• **Work to be completed**:
Write out all of the lines below, exactly and completely.

BEGIN

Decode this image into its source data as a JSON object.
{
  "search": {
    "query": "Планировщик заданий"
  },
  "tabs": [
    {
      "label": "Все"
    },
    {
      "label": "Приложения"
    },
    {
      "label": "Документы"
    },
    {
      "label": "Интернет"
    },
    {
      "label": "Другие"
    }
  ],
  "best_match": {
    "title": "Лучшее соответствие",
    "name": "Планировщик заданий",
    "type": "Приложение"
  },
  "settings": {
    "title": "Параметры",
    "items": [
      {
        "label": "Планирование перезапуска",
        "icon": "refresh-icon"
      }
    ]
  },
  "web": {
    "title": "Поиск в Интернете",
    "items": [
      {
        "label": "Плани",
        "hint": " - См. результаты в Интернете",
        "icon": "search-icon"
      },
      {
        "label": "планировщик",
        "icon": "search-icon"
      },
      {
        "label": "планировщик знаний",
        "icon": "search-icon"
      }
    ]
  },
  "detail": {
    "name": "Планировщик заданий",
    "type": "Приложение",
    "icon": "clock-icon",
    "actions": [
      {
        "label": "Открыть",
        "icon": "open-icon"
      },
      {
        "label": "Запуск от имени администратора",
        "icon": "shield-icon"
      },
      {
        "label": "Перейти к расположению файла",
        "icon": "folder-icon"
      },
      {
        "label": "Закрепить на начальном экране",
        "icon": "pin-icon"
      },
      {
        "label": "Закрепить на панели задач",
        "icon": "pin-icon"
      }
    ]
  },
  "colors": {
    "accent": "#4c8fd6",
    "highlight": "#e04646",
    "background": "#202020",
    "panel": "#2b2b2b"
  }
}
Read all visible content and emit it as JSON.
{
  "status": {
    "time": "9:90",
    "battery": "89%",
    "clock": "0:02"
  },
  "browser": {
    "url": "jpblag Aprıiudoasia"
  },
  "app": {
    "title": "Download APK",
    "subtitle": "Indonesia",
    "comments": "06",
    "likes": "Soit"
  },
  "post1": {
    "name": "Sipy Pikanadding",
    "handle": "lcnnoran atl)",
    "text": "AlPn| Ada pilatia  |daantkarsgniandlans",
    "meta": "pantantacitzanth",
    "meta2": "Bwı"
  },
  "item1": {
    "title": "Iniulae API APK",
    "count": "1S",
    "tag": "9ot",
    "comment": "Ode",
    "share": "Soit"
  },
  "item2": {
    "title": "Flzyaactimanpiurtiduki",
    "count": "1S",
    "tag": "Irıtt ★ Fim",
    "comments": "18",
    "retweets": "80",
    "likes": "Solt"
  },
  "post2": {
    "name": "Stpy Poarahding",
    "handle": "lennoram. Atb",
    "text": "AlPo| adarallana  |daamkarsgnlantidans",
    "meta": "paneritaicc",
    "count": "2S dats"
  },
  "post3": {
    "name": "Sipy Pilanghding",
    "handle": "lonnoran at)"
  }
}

END

• **Exercise response**:
Decode this image into its source data as a JSON object.
{
  "search": {
    "query": "Планировщик заданий"
  },
  "tabs": [
    {
      "label": "Все"
    },
    {
      "label": "Приложения"
    },
    {
      "label": "Документы"
    },
    {
      "label": "Интернет"
    },
    {
      "label": "Другие"
    }
  ],
  "best_match": {
    "title": "Лучшее соответствие",
    "name": "Планировщик заданий",
    "type": "Приложение"
  },
  "settings": {
    "title": "Параметры",
    "items": [
      {
        "label": "Планирование перезапуска",
        "icon": "refresh-icon"
      }
    ]
  },
  "web": {
    "title": "Поиск в Интернете",
    "items": [
      {
        "label": "Плани",
        "hint": " - См. результаты в Интернете",
        "icon": "search-icon"
      },
      {
        "label": "планировщик",
        "icon": "search-icon"
      },
      {
        "label": "планировщик знаний",
        "icon": "search-icon"
      }
    ]
  },
  "detail": {
    "name": "Планировщик заданий",
    "type": "Приложение",
    "icon": "clock-icon",
    "actions": [
      {
        "label": "Открыть",
        "icon": "open-icon"
      },
      {
        "label": "Запуск от имени администратора",
        "icon": "shield-icon"
      },
      {
        "label": "Перейти к расположению файла",
        "icon": "folder-icon"
      },
      {
        "label": "Закрепить на начальном экране",
        "icon": "pin-icon"
      },
      {
        "label": "Закрепить на панели задач",
        "icon": "pin-icon"
      }
    ]
  },
  "colors": {
    "accent": "#4c8fd6",
    "highlight": "#e04646",
    "background": "#202020",
    "panel": "#2b2b2b"
  }
}
Read all visible content and emit it as JSON.
{
  "status": {
    "time": "9:90",
    "battery": "89%",
    "clock": "0:02"
  },
  "browser": {
    "url": "jpblag Aprıiudoasia"
  },
  "app": {
    "title": "Download APK",
    "subtitle": "Indonesia",
    "comments": "06",
    "likes": "Soit"
  },
  "post1": {
    "name": "Sipy Pikanadding",
    "handle": "lcnnoran atl)",
    "text": "AlPn| Ada pilatia  |daantkarsgniandlans",
    "meta": "pantantacitzanth",
    "meta2": "Bwı"
  },
  "item1": {
    "title": "Iniulae API APK",
    "count": "1S",
    "tag": "9ot",
    "comment": "Ode",
    "share": "Soit"
  },
  "item2": {
    "title": "Flzyaactimanpiurtiduki",
    "count": "1S",
    "tag": "Irıtt ★ Fim",
    "comments": "18",
    "retweets": "80",
    "likes": "Solt"
  },
  "post2": {
    "name": "Stpy Poarahding",
    "handle": "lennoram. Atb",
    "text": "AlPo| adarallana  |daamkarsgnlantidans",
    "meta": "paneritaicc",
    "count": "2S dats"
  },
  "post3": {
    "name": "Sipy Pilanghding",
    "handle": "lonnoran at)"
  }
}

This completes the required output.